***** TASK INPUTS *****
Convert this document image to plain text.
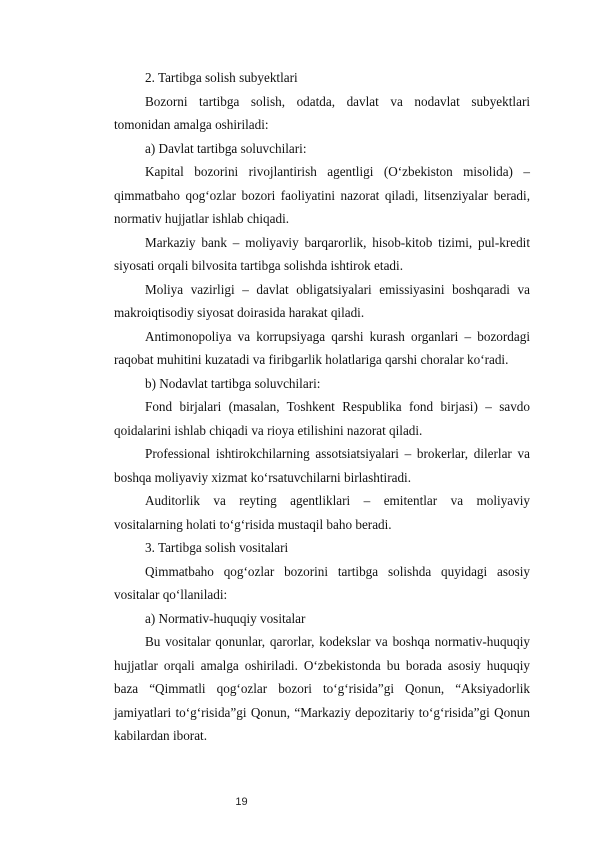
2. Tartibga solish subyektlari

Bozorni tartibga solish, odatda, davlat va nodavlat subyektlari tomonidan amalga oshiriladi:

a) Davlat tartibga soluvchilari:

Kapital bozorini rivojlantirish agentligi (O‘zbekiston misolida) – qimmatbaho qog‘ozlar bozori faoliyatini nazorat qiladi, litsenziyalar beradi, normativ hujjatlar ishlab chiqadi.

Markaziy bank – moliyaviy barqarorlik, hisob-kitob tizimi, pul-kredit siyosati orqali bilvosita tartibga solishda ishtirok etadi.

Moliya vazirligi – davlat obligatsiyalari emissiyasini boshqaradi va makroiqtisodiy siyosat doirasida harakat qiladi.

Antimonopoliya va korrupsiyaga qarshi kurash organlari – bozordagi raqobat muhitini kuzatadi va firibgarlik holatlariga qarshi choralar ko‘radi.

b) Nodavlat tartibga soluvchilari:

Fond birjalari (masalan, Toshkent Respublika fond birjasi) – savdo qoidalarini ishlab chiqadi va rioya etilishini nazorat qiladi.

Professional ishtirokchilarning assotsiatsiyalari – brokerlar, dilerlar va boshqa moliyaviy xizmat ko‘rsatuvchilarni birlashtiradi.

Auditorlik va reyting agentliklari – emitentlar va moliyaviy vositalarning holati to‘g‘risida mustaqil baho beradi.

3. Tartibga solish vositalari

Qimmatbaho qog‘ozlar bozorini tartibga solishda quyidagi asosiy vositalar qo‘llaniladi:

a) Normativ-huquqiy vositalar

Bu vositalar qonunlar, qarorlar, kodekslar va boshqa normativ-huquqiy hujjatlar orqali amalga oshiriladi. O‘zbekistonda bu borada asosiy huquqiy baza “Qimmatli qog‘ozlar bozori to‘g‘risida”gi Qonun, “Aksiyadorlik jamiyatlari to‘g‘risida”gi Qonun, “Markaziy depozitariy to‘g‘risida”gi Qonun kabilardan iborat.

19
*****
THE EXERCISE: Every line of the material is to be quoted exactly, with no pictures carried over.

WRITTEN ANSWER:
Convert this document image to plain text.
2. Tartibga solish subyektlari

Bozorni tartibga solish, odatda, davlat va nodavlat subyektlari tomonidan amalga oshiriladi:

a) Davlat tartibga soluvchilari:

Kapital bozorini rivojlantirish agentligi (O‘zbekiston misolida) – qimmatbaho qog‘ozlar bozori faoliyatini nazorat qiladi, litsenziyalar beradi, normativ hujjatlar ishlab chiqadi.

Markaziy bank – moliyaviy barqarorlik, hisob-kitob tizimi, pul-kredit siyosati orqali bilvosita tartibga solishda ishtirok etadi.

Moliya vazirligi – davlat obligatsiyalari emissiyasini boshqaradi va makroiqtisodiy siyosat doirasida harakat qiladi.

Antimonopoliya va korrupsiyaga qarshi kurash organlari – bozordagi raqobat muhitini kuzatadi va firibgarlik holatlariga qarshi choralar ko‘radi.

b) Nodavlat tartibga soluvchilari:

Fond birjalari (masalan, Toshkent Respublika fond birjasi) – savdo qoidalarini ishlab chiqadi va rioya etilishini nazorat qiladi.

Professional ishtirokchilarning assotsiatsiyalari – brokerlar, dilerlar va boshqa moliyaviy xizmat ko‘rsatuvchilarni birlashtiradi.

Auditorlik va reyting agentliklari – emitentlar va moliyaviy vositalarning holati to‘g‘risida mustaqil baho beradi.

3. Tartibga solish vositalari

Qimmatbaho qog‘ozlar bozorini tartibga solishda quyidagi asosiy vositalar qo‘llaniladi:

a) Normativ-huquqiy vositalar

Bu vositalar qonunlar, qarorlar, kodekslar va boshqa normativ-huquqiy hujjatlar orqali amalga oshiriladi. O‘zbekistonda bu borada asosiy huquqiy baza “Qimmatli qog‘ozlar bozori to‘g‘risida”gi Qonun, “Aksiyadorlik jamiyatlari to‘g‘risida”gi Qonun, “Markaziy depozitariy to‘g‘risida”gi Qonun kabilardan iborat.

19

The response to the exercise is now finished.